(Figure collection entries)
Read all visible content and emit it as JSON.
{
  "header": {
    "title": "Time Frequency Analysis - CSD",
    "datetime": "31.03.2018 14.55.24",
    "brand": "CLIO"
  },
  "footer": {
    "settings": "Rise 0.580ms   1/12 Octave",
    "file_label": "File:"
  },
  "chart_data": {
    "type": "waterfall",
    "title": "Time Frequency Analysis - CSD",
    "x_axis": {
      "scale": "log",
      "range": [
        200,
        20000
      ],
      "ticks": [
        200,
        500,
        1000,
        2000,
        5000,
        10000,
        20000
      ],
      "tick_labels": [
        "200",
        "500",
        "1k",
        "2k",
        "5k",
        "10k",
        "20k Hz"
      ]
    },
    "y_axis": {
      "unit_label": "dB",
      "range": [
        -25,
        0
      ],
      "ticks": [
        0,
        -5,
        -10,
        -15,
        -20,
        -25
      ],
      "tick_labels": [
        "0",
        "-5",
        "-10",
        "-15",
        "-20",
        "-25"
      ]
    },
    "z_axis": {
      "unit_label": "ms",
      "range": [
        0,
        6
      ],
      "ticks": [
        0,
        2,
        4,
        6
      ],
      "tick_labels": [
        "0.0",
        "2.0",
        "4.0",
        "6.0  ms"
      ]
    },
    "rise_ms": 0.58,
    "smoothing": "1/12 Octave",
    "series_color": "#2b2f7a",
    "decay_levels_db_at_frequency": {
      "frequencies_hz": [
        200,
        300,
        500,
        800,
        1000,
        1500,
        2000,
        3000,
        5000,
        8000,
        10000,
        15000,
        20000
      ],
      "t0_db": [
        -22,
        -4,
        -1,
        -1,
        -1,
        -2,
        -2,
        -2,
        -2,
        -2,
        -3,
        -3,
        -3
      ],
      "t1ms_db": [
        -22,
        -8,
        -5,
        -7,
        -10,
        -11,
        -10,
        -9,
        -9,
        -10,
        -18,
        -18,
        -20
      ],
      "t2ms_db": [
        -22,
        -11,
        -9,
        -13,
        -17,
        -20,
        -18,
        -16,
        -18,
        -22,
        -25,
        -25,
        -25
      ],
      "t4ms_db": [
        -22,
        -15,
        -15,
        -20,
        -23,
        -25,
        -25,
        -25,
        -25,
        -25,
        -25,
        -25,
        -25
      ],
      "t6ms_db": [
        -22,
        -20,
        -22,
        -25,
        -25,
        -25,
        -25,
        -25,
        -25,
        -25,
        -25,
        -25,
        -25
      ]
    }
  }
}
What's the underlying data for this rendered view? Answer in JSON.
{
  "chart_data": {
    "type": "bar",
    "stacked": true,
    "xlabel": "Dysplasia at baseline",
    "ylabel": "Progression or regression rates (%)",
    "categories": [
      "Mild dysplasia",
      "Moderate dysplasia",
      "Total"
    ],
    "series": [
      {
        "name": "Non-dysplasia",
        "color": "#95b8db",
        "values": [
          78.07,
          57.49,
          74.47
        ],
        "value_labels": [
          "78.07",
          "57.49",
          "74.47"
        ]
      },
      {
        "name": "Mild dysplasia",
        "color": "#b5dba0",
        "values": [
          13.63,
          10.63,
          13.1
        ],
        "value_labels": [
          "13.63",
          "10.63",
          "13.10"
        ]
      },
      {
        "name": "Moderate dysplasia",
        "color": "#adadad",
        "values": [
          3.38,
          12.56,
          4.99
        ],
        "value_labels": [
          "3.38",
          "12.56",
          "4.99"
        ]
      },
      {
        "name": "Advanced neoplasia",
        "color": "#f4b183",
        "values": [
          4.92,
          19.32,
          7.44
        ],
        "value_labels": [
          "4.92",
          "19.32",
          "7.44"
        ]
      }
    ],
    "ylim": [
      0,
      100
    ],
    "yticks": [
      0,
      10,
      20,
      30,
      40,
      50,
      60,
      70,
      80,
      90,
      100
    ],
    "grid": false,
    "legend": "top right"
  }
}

Given problem -
Reply with the number of lines in the preceding entries that contain "Octave", and no other words.

Output of the exercise -
2